*Record set*.
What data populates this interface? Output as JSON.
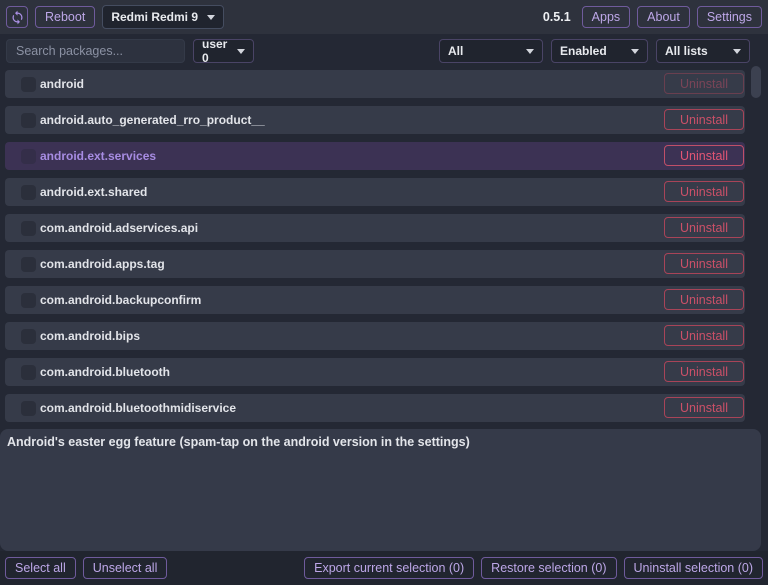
{
  "topbar": {
    "reboot_label": "Reboot",
    "device_dropdown": {
      "selected": "Redmi Redmi 9"
    },
    "version": "0.5.1",
    "nav_buttons": [
      {
        "label": "Apps"
      },
      {
        "label": "About"
      },
      {
        "label": "Settings"
      }
    ]
  },
  "filterbar": {
    "search_placeholder": "Search packages...",
    "user_dropdown": {
      "selected": "user 0"
    },
    "type_dropdown": {
      "selected": "All"
    },
    "state_dropdown": {
      "selected": "Enabled"
    },
    "list_dropdown": {
      "selected": "All lists"
    }
  },
  "package_list": {
    "uninstall_label": "Uninstall",
    "rows": [
      {
        "name": "android",
        "checked": false,
        "selected": false,
        "uninstall_disabled": true
      },
      {
        "name": "android.auto_generated_rro_product__",
        "checked": false,
        "selected": false,
        "uninstall_disabled": false
      },
      {
        "name": "android.ext.services",
        "checked": false,
        "selected": true,
        "uninstall_disabled": false
      },
      {
        "name": "android.ext.shared",
        "checked": false,
        "selected": false,
        "uninstall_disabled": false
      },
      {
        "name": "com.android.adservices.api",
        "checked": false,
        "selected": false,
        "uninstall_disabled": false
      },
      {
        "name": "com.android.apps.tag",
        "checked": false,
        "selected": false,
        "uninstall_disabled": false
      },
      {
        "name": "com.android.backupconfirm",
        "checked": false,
        "selected": false,
        "uninstall_disabled": false
      },
      {
        "name": "com.android.bips",
        "checked": false,
        "selected": false,
        "uninstall_disabled": false
      },
      {
        "name": "com.android.bluetooth",
        "checked": false,
        "selected": false,
        "uninstall_disabled": false
      },
      {
        "name": "com.android.bluetoothmidiservice",
        "checked": false,
        "selected": false,
        "uninstall_disabled": false
      }
    ]
  },
  "description_panel": {
    "text": "Android's easter egg feature (spam-tap on the android version in the settings)"
  },
  "footer": {
    "select_all_label": "Select all",
    "unselect_all_label": "Unselect all",
    "export_label": "Export current selection (0)",
    "restore_label": "Restore selection (0)",
    "uninstall_selection_label": "Uninstall selection (0)"
  },
  "colors": {
    "accent_purple": "#bda7e8",
    "accent_purple_border": "#6f5b9c",
    "danger_red": "#cb5068",
    "selected_row_bg": "#3c3254",
    "selected_row_text": "#a78ce2",
    "topbar_bg": "#2e323d",
    "page_bg": "#242834",
    "row_bg": "#363b49"
  }
}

*Exercise details*. State how many lines of the entries above include the word "true", offering no text other than the number.

*Finished exercise*. 2